To be done:
Below are records; work out how many of their lines hold the string "правой" and give that number alone.

──────────

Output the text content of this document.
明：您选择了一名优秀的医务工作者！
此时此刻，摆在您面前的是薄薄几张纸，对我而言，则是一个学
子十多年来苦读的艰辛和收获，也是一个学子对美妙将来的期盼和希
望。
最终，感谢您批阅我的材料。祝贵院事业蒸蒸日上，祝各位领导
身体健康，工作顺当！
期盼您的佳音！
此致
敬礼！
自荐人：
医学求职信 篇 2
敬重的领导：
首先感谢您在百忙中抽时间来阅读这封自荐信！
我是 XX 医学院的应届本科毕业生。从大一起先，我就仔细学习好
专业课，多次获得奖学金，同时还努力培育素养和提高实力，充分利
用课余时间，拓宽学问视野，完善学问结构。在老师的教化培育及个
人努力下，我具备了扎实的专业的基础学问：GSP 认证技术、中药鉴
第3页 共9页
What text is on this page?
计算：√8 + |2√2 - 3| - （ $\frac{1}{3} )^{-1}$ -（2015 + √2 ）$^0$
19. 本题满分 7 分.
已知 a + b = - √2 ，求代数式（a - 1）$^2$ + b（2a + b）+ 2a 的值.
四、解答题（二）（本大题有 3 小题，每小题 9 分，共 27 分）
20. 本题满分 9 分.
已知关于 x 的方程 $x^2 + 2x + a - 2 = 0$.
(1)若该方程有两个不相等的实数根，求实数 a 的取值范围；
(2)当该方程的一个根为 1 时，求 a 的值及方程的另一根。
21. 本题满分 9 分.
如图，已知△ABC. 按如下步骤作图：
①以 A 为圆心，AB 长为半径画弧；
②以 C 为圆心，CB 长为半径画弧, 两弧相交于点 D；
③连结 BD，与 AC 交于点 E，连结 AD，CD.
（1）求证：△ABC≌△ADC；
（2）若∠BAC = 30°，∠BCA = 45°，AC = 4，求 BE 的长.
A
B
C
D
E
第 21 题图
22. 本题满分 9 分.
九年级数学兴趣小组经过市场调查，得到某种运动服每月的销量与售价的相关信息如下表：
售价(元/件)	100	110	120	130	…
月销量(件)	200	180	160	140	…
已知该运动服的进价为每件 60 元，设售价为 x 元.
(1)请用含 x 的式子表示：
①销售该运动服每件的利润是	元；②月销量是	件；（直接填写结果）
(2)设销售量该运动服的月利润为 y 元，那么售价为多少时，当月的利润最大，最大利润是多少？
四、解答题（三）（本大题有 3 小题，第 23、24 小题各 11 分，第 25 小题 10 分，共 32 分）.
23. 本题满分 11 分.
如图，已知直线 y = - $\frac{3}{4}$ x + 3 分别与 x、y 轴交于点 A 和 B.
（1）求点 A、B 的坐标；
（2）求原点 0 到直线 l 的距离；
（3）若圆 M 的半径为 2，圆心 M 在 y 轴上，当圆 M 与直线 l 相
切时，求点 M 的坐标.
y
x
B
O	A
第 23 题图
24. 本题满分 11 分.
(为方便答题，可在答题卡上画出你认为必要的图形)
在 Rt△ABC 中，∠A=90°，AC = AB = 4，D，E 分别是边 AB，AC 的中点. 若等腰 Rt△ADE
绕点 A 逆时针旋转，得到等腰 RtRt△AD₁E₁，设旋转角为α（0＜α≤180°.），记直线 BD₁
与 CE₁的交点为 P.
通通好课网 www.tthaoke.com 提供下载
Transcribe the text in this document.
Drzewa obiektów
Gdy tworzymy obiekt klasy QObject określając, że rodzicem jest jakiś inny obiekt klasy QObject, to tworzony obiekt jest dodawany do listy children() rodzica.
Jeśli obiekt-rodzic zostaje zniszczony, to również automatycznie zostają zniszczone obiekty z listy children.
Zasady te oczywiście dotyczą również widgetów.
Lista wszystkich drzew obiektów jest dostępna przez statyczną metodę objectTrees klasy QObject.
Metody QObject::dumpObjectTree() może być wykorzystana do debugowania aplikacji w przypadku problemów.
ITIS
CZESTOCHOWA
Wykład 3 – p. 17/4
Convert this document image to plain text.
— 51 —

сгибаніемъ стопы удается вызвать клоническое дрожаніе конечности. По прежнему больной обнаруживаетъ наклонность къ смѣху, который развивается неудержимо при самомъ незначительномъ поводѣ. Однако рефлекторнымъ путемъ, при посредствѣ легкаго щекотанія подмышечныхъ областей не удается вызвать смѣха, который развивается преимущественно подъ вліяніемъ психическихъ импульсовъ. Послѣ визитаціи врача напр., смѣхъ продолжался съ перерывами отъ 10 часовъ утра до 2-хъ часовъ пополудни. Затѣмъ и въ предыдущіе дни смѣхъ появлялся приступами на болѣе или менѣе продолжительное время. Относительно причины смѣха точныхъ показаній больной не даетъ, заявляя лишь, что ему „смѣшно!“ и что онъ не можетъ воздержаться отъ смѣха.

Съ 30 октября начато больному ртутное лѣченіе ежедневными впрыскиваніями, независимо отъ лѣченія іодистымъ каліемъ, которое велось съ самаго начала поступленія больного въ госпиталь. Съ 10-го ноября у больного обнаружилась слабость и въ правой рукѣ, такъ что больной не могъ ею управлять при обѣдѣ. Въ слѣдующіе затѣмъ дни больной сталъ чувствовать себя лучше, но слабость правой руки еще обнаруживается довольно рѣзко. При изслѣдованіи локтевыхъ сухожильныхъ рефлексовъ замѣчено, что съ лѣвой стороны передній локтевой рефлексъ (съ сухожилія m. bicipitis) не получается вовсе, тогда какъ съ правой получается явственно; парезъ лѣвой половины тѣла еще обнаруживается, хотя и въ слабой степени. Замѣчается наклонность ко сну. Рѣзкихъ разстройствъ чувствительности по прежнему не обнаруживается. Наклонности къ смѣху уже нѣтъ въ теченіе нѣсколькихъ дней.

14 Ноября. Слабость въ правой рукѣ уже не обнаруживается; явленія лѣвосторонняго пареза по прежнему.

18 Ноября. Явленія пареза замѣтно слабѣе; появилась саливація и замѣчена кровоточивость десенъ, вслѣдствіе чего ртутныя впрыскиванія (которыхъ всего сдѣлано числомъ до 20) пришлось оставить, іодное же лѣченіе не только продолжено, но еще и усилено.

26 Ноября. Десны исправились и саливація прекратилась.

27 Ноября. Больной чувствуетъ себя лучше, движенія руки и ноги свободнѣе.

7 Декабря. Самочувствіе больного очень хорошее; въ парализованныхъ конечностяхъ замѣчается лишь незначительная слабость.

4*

──────────

Written answer:
2